What is asked =
From the entries provided below, copy each line that contains the word "Name".

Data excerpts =
+ + +

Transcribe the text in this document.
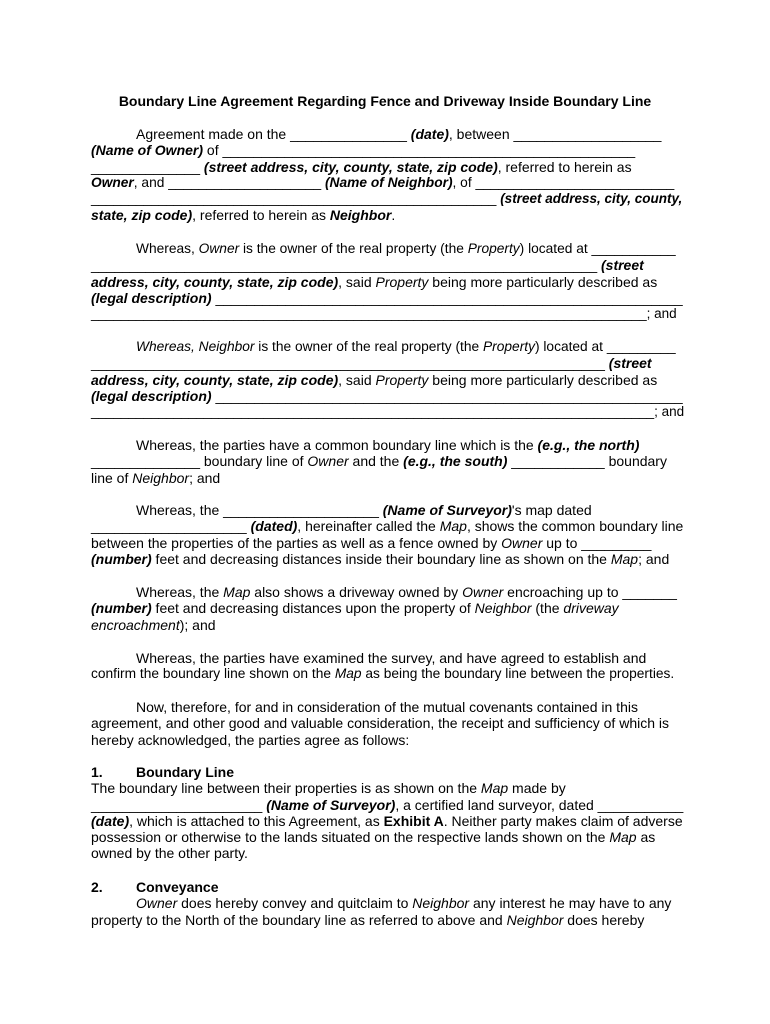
Boundary Line Agreement Regarding Fence and Driveway Inside Boundary Line
Agreement made on the _______________ (date), between ___________________
(Name of Owner) of _____________________________________________________
______________ (street address, city, county, state, zip code), referred to herein as
Owner, and ____________________ (Name of Neighbor), of __________________________
______________________________________________________ (street address, city, county,
state, zip code), referred to herein as Neighbor.
Whereas, Owner is the owner of the real property (the Property) located at ___________
_________________________________________________________________ (street
address, city, county, state, zip code), said Property being more particularly described as
(legal description) ____________________________________________________________
__________________________________________________________________________; and
Whereas, Neighbor is the owner of the real property (the Property) located at _________
__________________________________________________________________ (street
address, city, county, state, zip code), said Property being more particularly described as
(legal description) ____________________________________________________________
___________________________________________________________________________; and
Whereas, the parties have a common boundary line which is the (e.g., the north)
______________ boundary line of Owner and the (e.g., the south) ____________ boundary
line of Neighbor; and
Whereas, the ____________________ (Name of Surveyor)'s map dated
____________________ (dated), hereinafter called the Map, shows the common boundary line
between the properties of the parties as well as a fence owned by Owner up to _________
(number) feet and decreasing distances inside their boundary line as shown on the Map; and
Whereas, the Map also shows a driveway owned by Owner encroaching up to _______
(number) feet and decreasing distances upon the property of Neighbor (the driveway
encroachment); and
Whereas, the parties have examined the survey, and have agreed to establish and
confirm the boundary line shown on the Map as being the boundary line between the properties.
Now, therefore, for and in consideration of the mutual covenants contained in this
agreement, and other good and valuable consideration, the receipt and sufficiency of which is
hereby acknowledged, the parties agree as follows:
1. Boundary Line
The boundary line between their properties is as shown on the Map made by
______________________ (Name of Surveyor), a certified land surveyor, dated ___________
(date), which is attached to this Agreement, as Exhibit A. Neither party makes claim of adverse
possession or otherwise to the lands situated on the respective lands shown on the Map as
owned by the other party.
2. Conveyance
Owner does hereby convey and quitclaim to Neighbor any interest he may have to any
property to the North of the boundary line as referred to above and Neighbor does hereby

+ + +

Answer to the problem =
(Name of Owner) of _____________________________________________________
Owner, and ____________________ (Name of Neighbor), of __________________________
Whereas, the ____________________ (Name of Surveyor)'s map dated
______________________ (Name of Surveyor), a certified land surveyor, dated ___________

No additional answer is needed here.